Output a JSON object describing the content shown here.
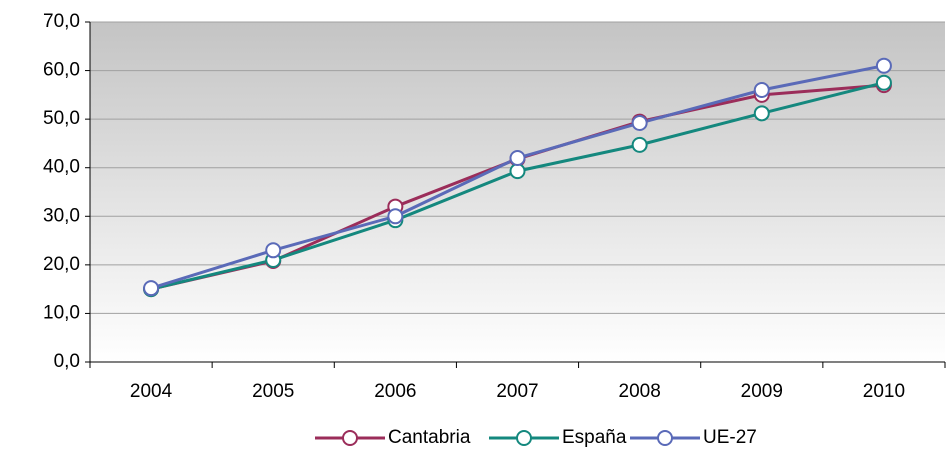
{
  "chart_data": {
    "type": "line",
    "categories": [
      "2004",
      "2005",
      "2006",
      "2007",
      "2008",
      "2009",
      "2010"
    ],
    "series": [
      {
        "name": "Cantabria",
        "color": "#9b2d5a",
        "values": [
          15.0,
          20.8,
          32.0,
          41.8,
          49.5,
          55.0,
          57.0
        ]
      },
      {
        "name": "España",
        "color": "#14887e",
        "values": [
          15.0,
          21.0,
          29.2,
          39.3,
          44.7,
          51.2,
          57.5
        ]
      },
      {
        "name": "UE-27",
        "color": "#5a6ab8",
        "values": [
          15.2,
          23.0,
          30.0,
          42.0,
          49.2,
          56.0,
          61.0
        ]
      }
    ],
    "ylim": [
      0,
      70
    ],
    "yticks": [
      {
        "value": 0,
        "label": "0,0"
      },
      {
        "value": 10,
        "label": "10,0"
      },
      {
        "value": 20,
        "label": "20,0"
      },
      {
        "value": 30,
        "label": "30,0"
      },
      {
        "value": 40,
        "label": "40,0"
      },
      {
        "value": 50,
        "label": "50,0"
      },
      {
        "value": 60,
        "label": "60,0"
      },
      {
        "value": 70,
        "label": "70,0"
      }
    ],
    "grid": true,
    "legend": "bottom"
  }
}
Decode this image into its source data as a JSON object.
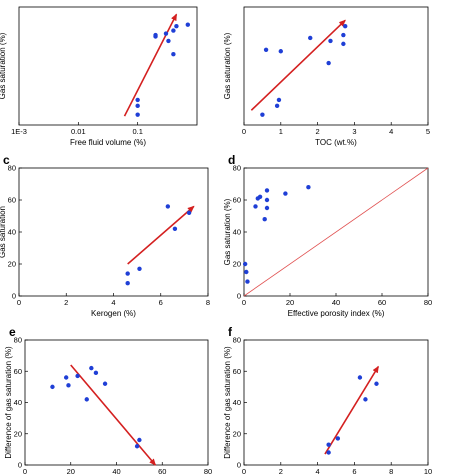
{
  "style": {
    "point_color": "#1f3fd6",
    "arrow_color": "#d42020",
    "line_color": "#e05050"
  },
  "chart_data": [
    {
      "panel": "",
      "type": "scatter",
      "xlabel": "Free fluid volume (%)",
      "ylabel": "Gas saturation (%)",
      "x_scale": "log",
      "xlim": [
        0.001,
        1
      ],
      "ylim": [
        0,
        80
      ],
      "x_ticks": [
        0.001,
        0.01,
        0.1
      ],
      "x_tick_labels": [
        "1E-3",
        "0.01",
        "0.1"
      ],
      "y_ticks": [],
      "y_tick_labels": [],
      "x": [
        0.1,
        0.1,
        0.1,
        0.2,
        0.2,
        0.3,
        0.33,
        0.4,
        0.4,
        0.45,
        0.7
      ],
      "y": [
        7,
        13,
        17,
        60,
        61,
        62,
        57,
        48,
        64,
        67,
        68
      ],
      "arrow": {
        "from": [
          0.06,
          6
        ],
        "to": [
          0.45,
          75
        ]
      }
    },
    {
      "panel": "",
      "type": "scatter",
      "xlabel": "TOC (wt.%)",
      "ylabel": "Gas saturation (%)",
      "xlim": [
        0,
        5
      ],
      "ylim": [
        0,
        80
      ],
      "x_ticks": [
        0,
        1,
        2,
        3,
        4,
        5
      ],
      "x_tick_labels": [
        "0",
        "1",
        "2",
        "3",
        "4",
        "5"
      ],
      "y_ticks": [],
      "y_tick_labels": [],
      "x": [
        0.5,
        0.6,
        0.9,
        0.95,
        1.0,
        1.8,
        2.3,
        2.35,
        2.7,
        2.7,
        2.75
      ],
      "y": [
        7,
        51,
        13,
        17,
        50,
        59,
        42,
        57,
        55,
        61,
        67
      ],
      "arrow": {
        "from": [
          0.2,
          10
        ],
        "to": [
          2.75,
          71
        ]
      }
    },
    {
      "panel": "c",
      "type": "scatter",
      "xlabel": "Kerogen (%)",
      "ylabel": "Gas saturation",
      "xlim": [
        0,
        8
      ],
      "ylim": [
        0,
        80
      ],
      "x_ticks": [
        0,
        2,
        4,
        6,
        8
      ],
      "x_tick_labels": [
        "0",
        "2",
        "4",
        "6",
        "8"
      ],
      "y_ticks": [
        0,
        20,
        40,
        60,
        80
      ],
      "y_tick_labels": [
        "0",
        "20",
        "40",
        "60",
        "80"
      ],
      "x": [
        4.6,
        4.6,
        5.1,
        6.3,
        6.6,
        7.2
      ],
      "y": [
        8,
        14,
        17,
        56,
        42,
        52
      ],
      "arrow": {
        "from": [
          4.6,
          20
        ],
        "to": [
          7.4,
          56
        ]
      }
    },
    {
      "panel": "d",
      "type": "scatter",
      "xlabel": "Effective porosity index (%)",
      "ylabel": "Gas saturation (%)",
      "xlim": [
        0,
        80
      ],
      "ylim": [
        0,
        80
      ],
      "x_ticks": [
        0,
        20,
        40,
        60,
        80
      ],
      "x_tick_labels": [
        "0",
        "20",
        "40",
        "60",
        "80"
      ],
      "y_ticks": [
        0,
        20,
        40,
        60,
        80
      ],
      "y_tick_labels": [
        "0",
        "20",
        "40",
        "60",
        "80"
      ],
      "x": [
        0.5,
        1,
        1.5,
        5,
        6,
        7,
        9,
        10,
        10,
        10,
        18,
        28
      ],
      "y": [
        20,
        15,
        9,
        56,
        61,
        62,
        48,
        55,
        60,
        66,
        64,
        68
      ],
      "reference_line": {
        "from": [
          0,
          0
        ],
        "to": [
          80,
          80
        ]
      }
    },
    {
      "panel": "e",
      "type": "scatter",
      "xlabel": "",
      "ylabel": "Difference of gas saturation (%)",
      "xlim": [
        0,
        80
      ],
      "ylim": [
        0,
        80
      ],
      "x_ticks": [
        0,
        20,
        40,
        60,
        80
      ],
      "x_tick_labels": [
        "0",
        "20",
        "40",
        "60",
        "80"
      ],
      "y_ticks": [
        0,
        20,
        40,
        60,
        80
      ],
      "y_tick_labels": [
        "0",
        "20",
        "40",
        "60",
        "80"
      ],
      "x": [
        12,
        18,
        19,
        23,
        27,
        29,
        31,
        35,
        49,
        50
      ],
      "y": [
        50,
        56,
        51,
        57,
        42,
        62,
        59,
        52,
        12,
        16
      ],
      "arrow": {
        "from": [
          20,
          64
        ],
        "to": [
          57,
          0
        ]
      }
    },
    {
      "panel": "f",
      "type": "scatter",
      "xlabel": "",
      "ylabel": "Difference of gas saturation (%)",
      "xlim": [
        0,
        10
      ],
      "ylim": [
        0,
        80
      ],
      "x_ticks": [
        0,
        2,
        4,
        6,
        8,
        10
      ],
      "x_tick_labels": [
        "0",
        "2",
        "4",
        "6",
        "8",
        "10"
      ],
      "y_ticks": [
        0,
        20,
        40,
        60,
        80
      ],
      "y_tick_labels": [
        "0",
        "20",
        "40",
        "60",
        "80"
      ],
      "x": [
        4.6,
        4.6,
        5.1,
        6.3,
        6.6,
        7.2
      ],
      "y": [
        8,
        13,
        17,
        56,
        42,
        52
      ],
      "arrow": {
        "from": [
          4.4,
          7
        ],
        "to": [
          7.3,
          63
        ]
      }
    }
  ]
}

.....

## [WHAT IS EXPECTED]
Show every line that contains the word "xlabel".

## [THE SOLUTION]
      "xlabel": "Free fluid volume (%)",
      "xlabel": "TOC (wt.%)",
      "xlabel": "Kerogen (%)",
      "xlabel": "Effective porosity index (%)",
      "xlabel": "",
      "xlabel": "",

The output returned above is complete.